→ **Written instruction**
Each line that holds the word "профессиональном" counts once; report the total and nothing else.

→ **Record excerpts**

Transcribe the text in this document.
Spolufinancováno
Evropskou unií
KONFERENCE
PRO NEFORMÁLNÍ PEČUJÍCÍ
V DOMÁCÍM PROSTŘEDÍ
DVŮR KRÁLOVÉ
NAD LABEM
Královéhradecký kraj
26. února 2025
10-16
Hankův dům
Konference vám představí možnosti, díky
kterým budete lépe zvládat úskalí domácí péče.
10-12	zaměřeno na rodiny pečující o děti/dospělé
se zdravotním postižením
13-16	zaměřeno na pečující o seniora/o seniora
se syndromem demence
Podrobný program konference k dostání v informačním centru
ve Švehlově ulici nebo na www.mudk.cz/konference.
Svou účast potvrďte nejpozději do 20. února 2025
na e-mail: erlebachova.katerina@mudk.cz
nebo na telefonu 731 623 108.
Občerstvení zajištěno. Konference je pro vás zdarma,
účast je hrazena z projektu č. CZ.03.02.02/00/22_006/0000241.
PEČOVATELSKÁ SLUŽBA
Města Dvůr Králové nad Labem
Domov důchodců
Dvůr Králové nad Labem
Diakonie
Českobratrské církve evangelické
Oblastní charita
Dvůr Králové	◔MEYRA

==

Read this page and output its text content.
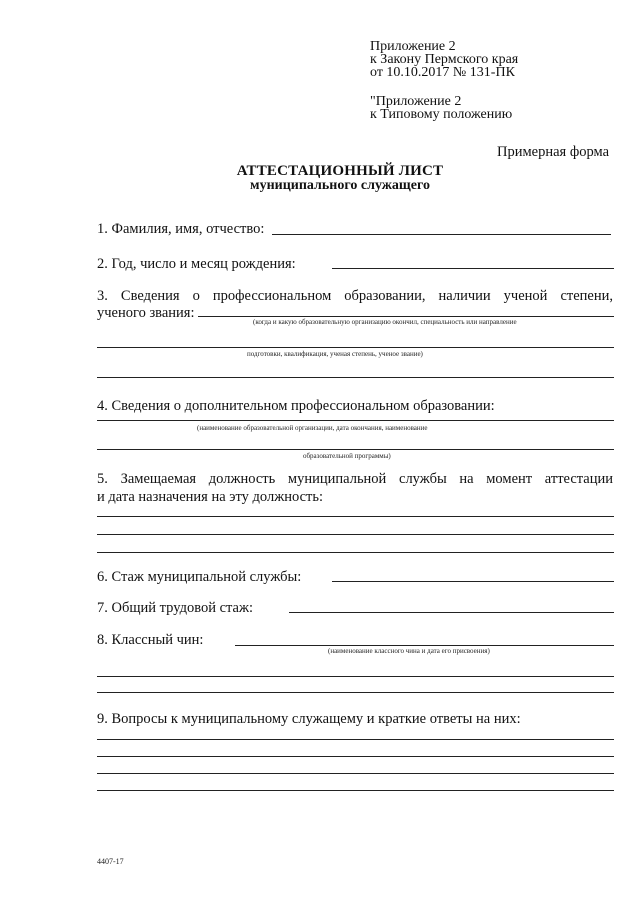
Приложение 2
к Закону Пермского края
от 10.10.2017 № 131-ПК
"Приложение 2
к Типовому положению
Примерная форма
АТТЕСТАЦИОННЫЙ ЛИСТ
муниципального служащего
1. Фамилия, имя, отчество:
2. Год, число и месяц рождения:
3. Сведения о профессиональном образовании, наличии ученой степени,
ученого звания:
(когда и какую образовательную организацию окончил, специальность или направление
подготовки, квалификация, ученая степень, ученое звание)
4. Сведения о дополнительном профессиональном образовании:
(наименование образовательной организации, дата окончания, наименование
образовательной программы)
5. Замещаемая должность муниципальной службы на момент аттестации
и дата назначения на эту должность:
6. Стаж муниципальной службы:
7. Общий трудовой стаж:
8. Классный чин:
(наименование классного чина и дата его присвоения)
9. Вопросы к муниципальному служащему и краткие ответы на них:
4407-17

--

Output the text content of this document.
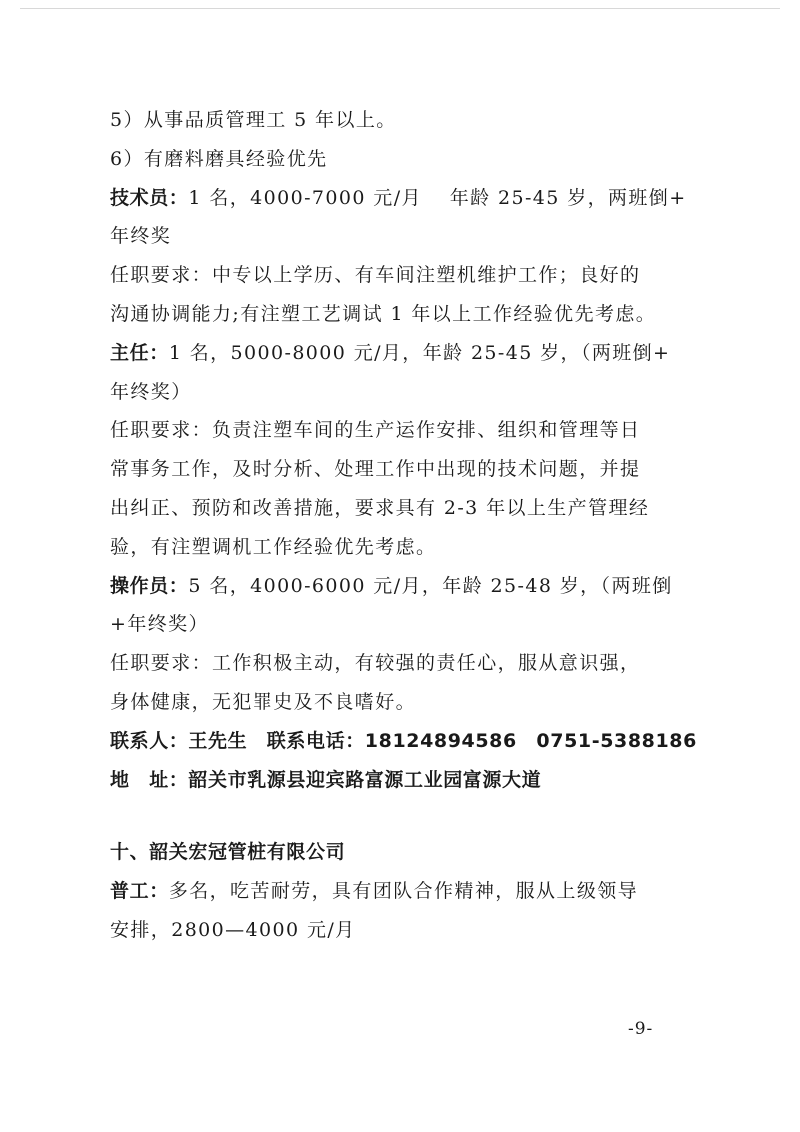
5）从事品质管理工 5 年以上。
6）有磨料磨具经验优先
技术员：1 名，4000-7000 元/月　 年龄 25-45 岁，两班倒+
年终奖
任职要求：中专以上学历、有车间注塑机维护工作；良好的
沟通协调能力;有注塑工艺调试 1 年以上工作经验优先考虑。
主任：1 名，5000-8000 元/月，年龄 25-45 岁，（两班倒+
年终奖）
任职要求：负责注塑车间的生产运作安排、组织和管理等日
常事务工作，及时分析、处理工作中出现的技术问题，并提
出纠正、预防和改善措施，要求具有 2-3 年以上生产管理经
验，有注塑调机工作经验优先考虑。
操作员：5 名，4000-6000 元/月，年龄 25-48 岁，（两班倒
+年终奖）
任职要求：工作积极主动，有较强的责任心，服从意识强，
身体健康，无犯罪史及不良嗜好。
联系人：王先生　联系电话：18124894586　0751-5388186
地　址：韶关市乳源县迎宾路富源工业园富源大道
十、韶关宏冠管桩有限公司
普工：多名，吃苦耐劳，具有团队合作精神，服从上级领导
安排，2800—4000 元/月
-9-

→ **Written response**
2